» Source material:

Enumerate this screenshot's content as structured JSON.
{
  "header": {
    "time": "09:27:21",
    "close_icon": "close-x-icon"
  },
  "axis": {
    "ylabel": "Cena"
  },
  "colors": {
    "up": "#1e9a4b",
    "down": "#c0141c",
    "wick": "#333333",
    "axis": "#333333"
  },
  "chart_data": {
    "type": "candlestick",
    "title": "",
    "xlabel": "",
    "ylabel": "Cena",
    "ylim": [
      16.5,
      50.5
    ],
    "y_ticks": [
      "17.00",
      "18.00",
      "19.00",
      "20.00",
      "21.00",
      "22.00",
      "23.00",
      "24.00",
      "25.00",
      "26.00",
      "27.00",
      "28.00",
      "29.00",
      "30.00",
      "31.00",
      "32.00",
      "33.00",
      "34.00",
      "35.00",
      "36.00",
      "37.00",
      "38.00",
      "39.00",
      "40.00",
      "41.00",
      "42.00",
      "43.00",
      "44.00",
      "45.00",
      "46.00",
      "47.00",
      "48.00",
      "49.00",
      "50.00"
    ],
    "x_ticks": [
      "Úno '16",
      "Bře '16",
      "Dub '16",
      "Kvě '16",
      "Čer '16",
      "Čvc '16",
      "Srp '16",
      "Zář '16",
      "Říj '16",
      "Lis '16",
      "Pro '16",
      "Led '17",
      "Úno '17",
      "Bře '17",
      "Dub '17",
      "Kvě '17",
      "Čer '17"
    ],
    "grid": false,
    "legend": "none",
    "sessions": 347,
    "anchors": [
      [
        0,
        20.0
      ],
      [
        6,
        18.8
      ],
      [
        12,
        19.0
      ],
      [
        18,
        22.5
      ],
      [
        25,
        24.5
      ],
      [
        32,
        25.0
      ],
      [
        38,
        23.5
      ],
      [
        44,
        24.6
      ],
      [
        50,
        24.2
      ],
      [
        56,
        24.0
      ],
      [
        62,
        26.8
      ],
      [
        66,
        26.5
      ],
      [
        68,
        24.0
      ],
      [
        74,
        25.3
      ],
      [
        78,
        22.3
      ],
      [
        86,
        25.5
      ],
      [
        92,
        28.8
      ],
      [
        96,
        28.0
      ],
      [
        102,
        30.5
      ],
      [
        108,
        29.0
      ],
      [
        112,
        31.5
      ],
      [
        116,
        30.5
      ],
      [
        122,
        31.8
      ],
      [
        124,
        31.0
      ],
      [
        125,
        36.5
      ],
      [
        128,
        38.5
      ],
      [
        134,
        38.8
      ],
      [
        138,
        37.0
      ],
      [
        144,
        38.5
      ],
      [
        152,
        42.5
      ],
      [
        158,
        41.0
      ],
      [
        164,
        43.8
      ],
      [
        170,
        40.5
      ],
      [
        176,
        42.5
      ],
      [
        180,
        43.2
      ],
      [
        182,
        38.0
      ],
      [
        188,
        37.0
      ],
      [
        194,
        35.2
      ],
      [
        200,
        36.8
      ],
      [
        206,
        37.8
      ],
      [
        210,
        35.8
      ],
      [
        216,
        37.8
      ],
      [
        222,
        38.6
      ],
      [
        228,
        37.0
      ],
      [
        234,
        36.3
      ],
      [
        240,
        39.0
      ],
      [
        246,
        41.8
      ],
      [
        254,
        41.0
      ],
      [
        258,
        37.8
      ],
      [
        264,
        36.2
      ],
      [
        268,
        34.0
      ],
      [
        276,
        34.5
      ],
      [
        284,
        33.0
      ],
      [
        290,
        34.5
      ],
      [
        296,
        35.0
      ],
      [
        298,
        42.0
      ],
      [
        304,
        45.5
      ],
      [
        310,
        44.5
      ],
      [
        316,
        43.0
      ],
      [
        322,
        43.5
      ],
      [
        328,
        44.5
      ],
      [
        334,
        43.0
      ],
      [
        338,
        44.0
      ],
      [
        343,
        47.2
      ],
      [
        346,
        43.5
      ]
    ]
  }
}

» Task to carry out: Print the records above exactly as they appear.

» Result for this exercise:
Enumerate this screenshot's content as structured JSON.
{
  "header": {
    "time": "09:27:21",
    "close_icon": "close-x-icon"
  },
  "axis": {
    "ylabel": "Cena"
  },
  "colors": {
    "up": "#1e9a4b",
    "down": "#c0141c",
    "wick": "#333333",
    "axis": "#333333"
  },
  "chart_data": {
    "type": "candlestick",
    "title": "",
    "xlabel": "",
    "ylabel": "Cena",
    "ylim": [
      16.5,
      50.5
    ],
    "y_ticks": [
      "17.00",
      "18.00",
      "19.00",
      "20.00",
      "21.00",
      "22.00",
      "23.00",
      "24.00",
      "25.00",
      "26.00",
      "27.00",
      "28.00",
      "29.00",
      "30.00",
      "31.00",
      "32.00",
      "33.00",
      "34.00",
      "35.00",
      "36.00",
      "37.00",
      "38.00",
      "39.00",
      "40.00",
      "41.00",
      "42.00",
      "43.00",
      "44.00",
      "45.00",
      "46.00",
      "47.00",
      "48.00",
      "49.00",
      "50.00"
    ],
    "x_ticks": [
      "Úno '16",
      "Bře '16",
      "Dub '16",
      "Kvě '16",
      "Čer '16",
      "Čvc '16",
      "Srp '16",
      "Zář '16",
      "Říj '16",
      "Lis '16",
      "Pro '16",
      "Led '17",
      "Úno '17",
      "Bře '17",
      "Dub '17",
      "Kvě '17",
      "Čer '17"
    ],
    "grid": false,
    "legend": "none",
    "sessions": 347,
    "anchors": [
      [
        0,
        20.0
      ],
      [
        6,
        18.8
      ],
      [
        12,
        19.0
      ],
      [
        18,
        22.5
      ],
      [
        25,
        24.5
      ],
      [
        32,
        25.0
      ],
      [
        38,
        23.5
      ],
      [
        44,
        24.6
      ],
      [
        50,
        24.2
      ],
      [
        56,
        24.0
      ],
      [
        62,
        26.8
      ],
      [
        66,
        26.5
      ],
      [
        68,
        24.0
      ],
      [
        74,
        25.3
      ],
      [
        78,
        22.3
      ],
      [
        86,
        25.5
      ],
      [
        92,
        28.8
      ],
      [
        96,
        28.0
      ],
      [
        102,
        30.5
      ],
      [
        108,
        29.0
      ],
      [
        112,
        31.5
      ],
      [
        116,
        30.5
      ],
      [
        122,
        31.8
      ],
      [
        124,
        31.0
      ],
      [
        125,
        36.5
      ],
      [
        128,
        38.5
      ],
      [
        134,
        38.8
      ],
      [
        138,
        37.0
      ],
      [
        144,
        38.5
      ],
      [
        152,
        42.5
      ],
      [
        158,
        41.0
      ],
      [
        164,
        43.8
      ],
      [
        170,
        40.5
      ],
      [
        176,
        42.5
      ],
      [
        180,
        43.2
      ],
      [
        182,
        38.0
      ],
      [
        188,
        37.0
      ],
      [
        194,
        35.2
      ],
      [
        200,
        36.8
      ],
      [
        206,
        37.8
      ],
      [
        210,
        35.8
      ],
      [
        216,
        37.8
      ],
      [
        222,
        38.6
      ],
      [
        228,
        37.0
      ],
      [
        234,
        36.3
      ],
      [
        240,
        39.0
      ],
      [
        246,
        41.8
      ],
      [
        254,
        41.0
      ],
      [
        258,
        37.8
      ],
      [
        264,
        36.2
      ],
      [
        268,
        34.0
      ],
      [
        276,
        34.5
      ],
      [
        284,
        33.0
      ],
      [
        290,
        34.5
      ],
      [
        296,
        35.0
      ],
      [
        298,
        42.0
      ],
      [
        304,
        45.5
      ],
      [
        310,
        44.5
      ],
      [
        316,
        43.0
      ],
      [
        322,
        43.5
      ],
      [
        328,
        44.5
      ],
      [
        334,
        43.0
      ],
      [
        338,
        44.0
      ],
      [
        343,
        47.2
      ],
      [
        346,
        43.5
      ]
    ]
  }
}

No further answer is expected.